EXERCISE GOAL »
Give the listing below again in full, exactly as written.

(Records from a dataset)

## Begin

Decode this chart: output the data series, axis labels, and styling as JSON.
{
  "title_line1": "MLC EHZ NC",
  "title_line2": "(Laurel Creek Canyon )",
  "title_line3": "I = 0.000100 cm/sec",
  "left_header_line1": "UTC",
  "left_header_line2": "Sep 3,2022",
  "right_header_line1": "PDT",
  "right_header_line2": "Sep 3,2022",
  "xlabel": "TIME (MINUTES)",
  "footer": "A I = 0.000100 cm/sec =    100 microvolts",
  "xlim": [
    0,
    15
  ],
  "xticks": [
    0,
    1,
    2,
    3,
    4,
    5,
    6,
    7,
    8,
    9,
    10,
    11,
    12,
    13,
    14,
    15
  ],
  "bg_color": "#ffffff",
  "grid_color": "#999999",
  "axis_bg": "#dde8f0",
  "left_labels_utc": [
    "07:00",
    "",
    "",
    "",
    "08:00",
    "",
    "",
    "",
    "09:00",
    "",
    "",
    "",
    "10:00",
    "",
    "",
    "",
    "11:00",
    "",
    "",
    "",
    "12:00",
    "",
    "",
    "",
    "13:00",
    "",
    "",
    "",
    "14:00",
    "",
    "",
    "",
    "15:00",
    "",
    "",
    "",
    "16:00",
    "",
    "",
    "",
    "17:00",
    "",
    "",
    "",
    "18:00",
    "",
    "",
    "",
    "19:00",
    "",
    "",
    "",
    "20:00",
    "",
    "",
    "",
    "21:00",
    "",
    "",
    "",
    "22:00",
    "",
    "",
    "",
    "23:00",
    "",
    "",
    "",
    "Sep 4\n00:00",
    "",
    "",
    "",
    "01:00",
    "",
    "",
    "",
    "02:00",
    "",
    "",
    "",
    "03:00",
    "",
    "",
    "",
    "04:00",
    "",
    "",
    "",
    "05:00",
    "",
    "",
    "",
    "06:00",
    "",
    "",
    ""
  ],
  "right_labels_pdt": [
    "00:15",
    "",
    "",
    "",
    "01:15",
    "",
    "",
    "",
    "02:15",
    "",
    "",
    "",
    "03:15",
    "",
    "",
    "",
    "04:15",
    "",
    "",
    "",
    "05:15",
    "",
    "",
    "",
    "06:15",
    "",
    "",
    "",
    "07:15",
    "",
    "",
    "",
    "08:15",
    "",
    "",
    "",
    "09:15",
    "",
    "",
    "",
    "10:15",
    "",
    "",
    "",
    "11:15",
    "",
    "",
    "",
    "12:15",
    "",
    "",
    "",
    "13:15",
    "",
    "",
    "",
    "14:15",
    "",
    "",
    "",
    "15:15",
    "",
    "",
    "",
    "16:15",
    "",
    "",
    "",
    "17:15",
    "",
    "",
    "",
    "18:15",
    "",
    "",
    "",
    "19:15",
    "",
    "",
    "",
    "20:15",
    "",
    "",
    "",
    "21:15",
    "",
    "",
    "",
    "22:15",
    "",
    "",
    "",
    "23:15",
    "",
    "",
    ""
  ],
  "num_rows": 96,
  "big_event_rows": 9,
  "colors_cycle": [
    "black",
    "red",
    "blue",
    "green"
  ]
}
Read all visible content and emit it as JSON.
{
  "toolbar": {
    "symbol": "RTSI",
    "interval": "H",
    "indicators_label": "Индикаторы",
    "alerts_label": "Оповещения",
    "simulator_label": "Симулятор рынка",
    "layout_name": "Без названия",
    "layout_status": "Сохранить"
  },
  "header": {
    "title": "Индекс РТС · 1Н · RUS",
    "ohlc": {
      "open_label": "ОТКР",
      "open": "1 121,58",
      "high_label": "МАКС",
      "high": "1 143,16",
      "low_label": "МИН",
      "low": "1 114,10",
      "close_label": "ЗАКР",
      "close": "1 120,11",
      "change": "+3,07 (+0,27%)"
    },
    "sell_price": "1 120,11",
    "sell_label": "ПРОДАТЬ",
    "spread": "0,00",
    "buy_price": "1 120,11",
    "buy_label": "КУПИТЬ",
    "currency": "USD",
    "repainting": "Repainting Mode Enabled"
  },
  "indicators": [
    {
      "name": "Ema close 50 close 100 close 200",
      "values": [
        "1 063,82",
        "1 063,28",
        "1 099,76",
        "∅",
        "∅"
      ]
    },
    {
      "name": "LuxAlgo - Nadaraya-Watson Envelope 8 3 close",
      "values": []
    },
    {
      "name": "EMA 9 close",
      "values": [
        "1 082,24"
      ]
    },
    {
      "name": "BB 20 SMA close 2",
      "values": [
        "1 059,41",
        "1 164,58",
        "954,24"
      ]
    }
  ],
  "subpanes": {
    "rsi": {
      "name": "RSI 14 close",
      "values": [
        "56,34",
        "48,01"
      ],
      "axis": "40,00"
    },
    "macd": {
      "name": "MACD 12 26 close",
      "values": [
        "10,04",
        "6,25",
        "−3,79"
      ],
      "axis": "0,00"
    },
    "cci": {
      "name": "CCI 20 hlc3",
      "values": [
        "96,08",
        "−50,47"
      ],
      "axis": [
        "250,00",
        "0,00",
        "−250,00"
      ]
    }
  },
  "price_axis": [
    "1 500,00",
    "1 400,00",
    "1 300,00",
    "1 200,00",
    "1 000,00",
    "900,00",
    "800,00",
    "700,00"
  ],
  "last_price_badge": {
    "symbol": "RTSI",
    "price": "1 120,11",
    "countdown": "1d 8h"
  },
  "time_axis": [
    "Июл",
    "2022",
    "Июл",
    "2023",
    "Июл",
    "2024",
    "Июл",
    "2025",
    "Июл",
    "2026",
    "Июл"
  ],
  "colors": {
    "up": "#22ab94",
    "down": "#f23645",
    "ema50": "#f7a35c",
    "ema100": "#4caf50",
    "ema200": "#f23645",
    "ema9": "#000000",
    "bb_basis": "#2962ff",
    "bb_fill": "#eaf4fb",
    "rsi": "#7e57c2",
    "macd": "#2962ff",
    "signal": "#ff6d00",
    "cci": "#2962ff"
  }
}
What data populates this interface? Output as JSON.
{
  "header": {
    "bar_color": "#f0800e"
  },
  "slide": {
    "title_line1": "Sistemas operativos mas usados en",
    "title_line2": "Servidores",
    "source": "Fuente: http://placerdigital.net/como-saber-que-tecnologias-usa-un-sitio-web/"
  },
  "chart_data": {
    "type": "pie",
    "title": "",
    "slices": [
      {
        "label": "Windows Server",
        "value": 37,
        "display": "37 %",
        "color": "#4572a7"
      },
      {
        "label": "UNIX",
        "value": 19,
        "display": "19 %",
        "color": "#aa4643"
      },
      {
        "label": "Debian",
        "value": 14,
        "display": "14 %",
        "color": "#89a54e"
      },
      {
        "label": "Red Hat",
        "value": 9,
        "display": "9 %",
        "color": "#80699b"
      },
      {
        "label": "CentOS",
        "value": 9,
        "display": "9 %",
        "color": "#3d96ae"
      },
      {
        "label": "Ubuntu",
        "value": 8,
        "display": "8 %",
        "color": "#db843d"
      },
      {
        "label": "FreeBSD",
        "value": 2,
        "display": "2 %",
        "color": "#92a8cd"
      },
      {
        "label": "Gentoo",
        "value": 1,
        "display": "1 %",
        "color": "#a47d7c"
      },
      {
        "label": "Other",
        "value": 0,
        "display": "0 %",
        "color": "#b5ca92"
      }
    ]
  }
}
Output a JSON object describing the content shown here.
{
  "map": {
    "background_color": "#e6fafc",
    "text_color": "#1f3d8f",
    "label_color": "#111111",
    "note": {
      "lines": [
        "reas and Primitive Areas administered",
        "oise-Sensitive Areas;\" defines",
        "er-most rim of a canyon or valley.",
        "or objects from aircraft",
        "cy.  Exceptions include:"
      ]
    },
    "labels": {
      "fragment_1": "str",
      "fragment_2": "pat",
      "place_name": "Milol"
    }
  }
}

## End

SOLUTION FOR THIS EXERCISE »
Decode this chart: output the data series, axis labels, and styling as JSON.
{
  "title_line1": "MLC EHZ NC",
  "title_line2": "(Laurel Creek Canyon )",
  "title_line3": "I = 0.000100 cm/sec",
  "left_header_line1": "UTC",
  "left_header_line2": "Sep 3,2022",
  "right_header_line1": "PDT",
  "right_header_line2": "Sep 3,2022",
  "xlabel": "TIME (MINUTES)",
  "footer": "A I = 0.000100 cm/sec =    100 microvolts",
  "xlim": [
    0,
    15
  ],
  "xticks": [
    0,
    1,
    2,
    3,
    4,
    5,
    6,
    7,
    8,
    9,
    10,
    11,
    12,
    13,
    14,
    15
  ],
  "bg_color": "#ffffff",
  "grid_color": "#999999",
  "axis_bg": "#dde8f0",
  "left_labels_utc": [
    "07:00",
    "",
    "",
    "",
    "08:00",
    "",
    "",
    "",
    "09:00",
    "",
    "",
    "",
    "10:00",
    "",
    "",
    "",
    "11:00",
    "",
    "",
    "",
    "12:00",
    "",
    "",
    "",
    "13:00",
    "",
    "",
    "",
    "14:00",
    "",
    "",
    "",
    "15:00",
    "",
    "",
    "",
    "16:00",
    "",
    "",
    "",
    "17:00",
    "",
    "",
    "",
    "18:00",
    "",
    "",
    "",
    "19:00",
    "",
    "",
    "",
    "20:00",
    "",
    "",
    "",
    "21:00",
    "",
    "",
    "",
    "22:00",
    "",
    "",
    "",
    "23:00",
    "",
    "",
    "",
    "Sep 4\n00:00",
    "",
    "",
    "",
    "01:00",
    "",
    "",
    "",
    "02:00",
    "",
    "",
    "",
    "03:00",
    "",
    "",
    "",
    "04:00",
    "",
    "",
    "",
    "05:00",
    "",
    "",
    "",
    "06:00",
    "",
    "",
    ""
  ],
  "right_labels_pdt": [
    "00:15",
    "",
    "",
    "",
    "01:15",
    "",
    "",
    "",
    "02:15",
    "",
    "",
    "",
    "03:15",
    "",
    "",
    "",
    "04:15",
    "",
    "",
    "",
    "05:15",
    "",
    "",
    "",
    "06:15",
    "",
    "",
    "",
    "07:15",
    "",
    "",
    "",
    "08:15",
    "",
    "",
    "",
    "09:15",
    "",
    "",
    "",
    "10:15",
    "",
    "",
    "",
    "11:15",
    "",
    "",
    "",
    "12:15",
    "",
    "",
    "",
    "13:15",
    "",
    "",
    "",
    "14:15",
    "",
    "",
    "",
    "15:15",
    "",
    "",
    "",
    "16:15",
    "",
    "",
    "",
    "17:15",
    "",
    "",
    "",
    "18:15",
    "",
    "",
    "",
    "19:15",
    "",
    "",
    "",
    "20:15",
    "",
    "",
    "",
    "21:15",
    "",
    "",
    "",
    "22:15",
    "",
    "",
    "",
    "23:15",
    "",
    "",
    ""
  ],
  "num_rows": 96,
  "big_event_rows": 9,
  "colors_cycle": [
    "black",
    "red",
    "blue",
    "green"
  ]
}
Read all visible content and emit it as JSON.
{
  "toolbar": {
    "symbol": "RTSI",
    "interval": "H",
    "indicators_label": "Индикаторы",
    "alerts_label": "Оповещения",
    "simulator_label": "Симулятор рынка",
    "layout_name": "Без названия",
    "layout_status": "Сохранить"
  },
  "header": {
    "title": "Индекс РТС · 1Н · RUS",
    "ohlc": {
      "open_label": "ОТКР",
      "open": "1 121,58",
      "high_label": "МАКС",
      "high": "1 143,16",
      "low_label": "МИН",
      "low": "1 114,10",
      "close_label": "ЗАКР",
      "close": "1 120,11",
      "change": "+3,07 (+0,27%)"
    },
    "sell_price": "1 120,11",
    "sell_label": "ПРОДАТЬ",
    "spread": "0,00",
    "buy_price": "1 120,11",
    "buy_label": "КУПИТЬ",
    "currency": "USD",
    "repainting": "Repainting Mode Enabled"
  },
  "indicators": [
    {
      "name": "Ema close 50 close 100 close 200",
      "values": [
        "1 063,82",
        "1 063,28",
        "1 099,76",
        "∅",
        "∅"
      ]
    },
    {
      "name": "LuxAlgo - Nadaraya-Watson Envelope 8 3 close",
      "values": []
    },
    {
      "name": "EMA 9 close",
      "values": [
        "1 082,24"
      ]
    },
    {
      "name": "BB 20 SMA close 2",
      "values": [
        "1 059,41",
        "1 164,58",
        "954,24"
      ]
    }
  ],
  "subpanes": {
    "rsi": {
      "name": "RSI 14 close",
      "values": [
        "56,34",
        "48,01"
      ],
      "axis": "40,00"
    },
    "macd": {
      "name": "MACD 12 26 close",
      "values": [
        "10,04",
        "6,25",
        "−3,79"
      ],
      "axis": "0,00"
    },
    "cci": {
      "name": "CCI 20 hlc3",
      "values": [
        "96,08",
        "−50,47"
      ],
      "axis": [
        "250,00",
        "0,00",
        "−250,00"
      ]
    }
  },
  "price_axis": [
    "1 500,00",
    "1 400,00",
    "1 300,00",
    "1 200,00",
    "1 000,00",
    "900,00",
    "800,00",
    "700,00"
  ],
  "last_price_badge": {
    "symbol": "RTSI",
    "price": "1 120,11",
    "countdown": "1d 8h"
  },
  "time_axis": [
    "Июл",
    "2022",
    "Июл",
    "2023",
    "Июл",
    "2024",
    "Июл",
    "2025",
    "Июл",
    "2026",
    "Июл"
  ],
  "colors": {
    "up": "#22ab94",
    "down": "#f23645",
    "ema50": "#f7a35c",
    "ema100": "#4caf50",
    "ema200": "#f23645",
    "ema9": "#000000",
    "bb_basis": "#2962ff",
    "bb_fill": "#eaf4fb",
    "rsi": "#7e57c2",
    "macd": "#2962ff",
    "signal": "#ff6d00",
    "cci": "#2962ff"
  }
}
What data populates this interface? Output as JSON.
{
  "header": {
    "bar_color": "#f0800e"
  },
  "slide": {
    "title_line1": "Sistemas operativos mas usados en",
    "title_line2": "Servidores",
    "source": "Fuente: http://placerdigital.net/como-saber-que-tecnologias-usa-un-sitio-web/"
  },
  "chart_data": {
    "type": "pie",
    "title": "",
    "slices": [
      {
        "label": "Windows Server",
        "value": 37,
        "display": "37 %",
        "color": "#4572a7"
      },
      {
        "label": "UNIX",
        "value": 19,
        "display": "19 %",
        "color": "#aa4643"
      },
      {
        "label": "Debian",
        "value": 14,
        "display": "14 %",
        "color": "#89a54e"
      },
      {
        "label": "Red Hat",
        "value": 9,
        "display": "9 %",
        "color": "#80699b"
      },
      {
        "label": "CentOS",
        "value": 9,
        "display": "9 %",
        "color": "#3d96ae"
      },
      {
        "label": "Ubuntu",
        "value": 8,
        "display": "8 %",
        "color": "#db843d"
      },
      {
        "label": "FreeBSD",
        "value": 2,
        "display": "2 %",
        "color": "#92a8cd"
      },
      {
        "label": "Gentoo",
        "value": 1,
        "display": "1 %",
        "color": "#a47d7c"
      },
      {
        "label": "Other",
        "value": 0,
        "display": "0 %",
        "color": "#b5ca92"
      }
    ]
  }
}
Output a JSON object describing the content shown here.
{
  "map": {
    "background_color": "#e6fafc",
    "text_color": "#1f3d8f",
    "label_color": "#111111",
    "note": {
      "lines": [
        "reas and Primitive Areas administered",
        "oise-Sensitive Areas;\" defines",
        "er-most rim of a canyon or valley.",
        "or objects from aircraft",
        "cy.  Exceptions include:"
      ]
    },
    "labels": {
      "fragment_1": "str",
      "fragment_2": "pat",
      "place_name": "Milol"
    }
  }
}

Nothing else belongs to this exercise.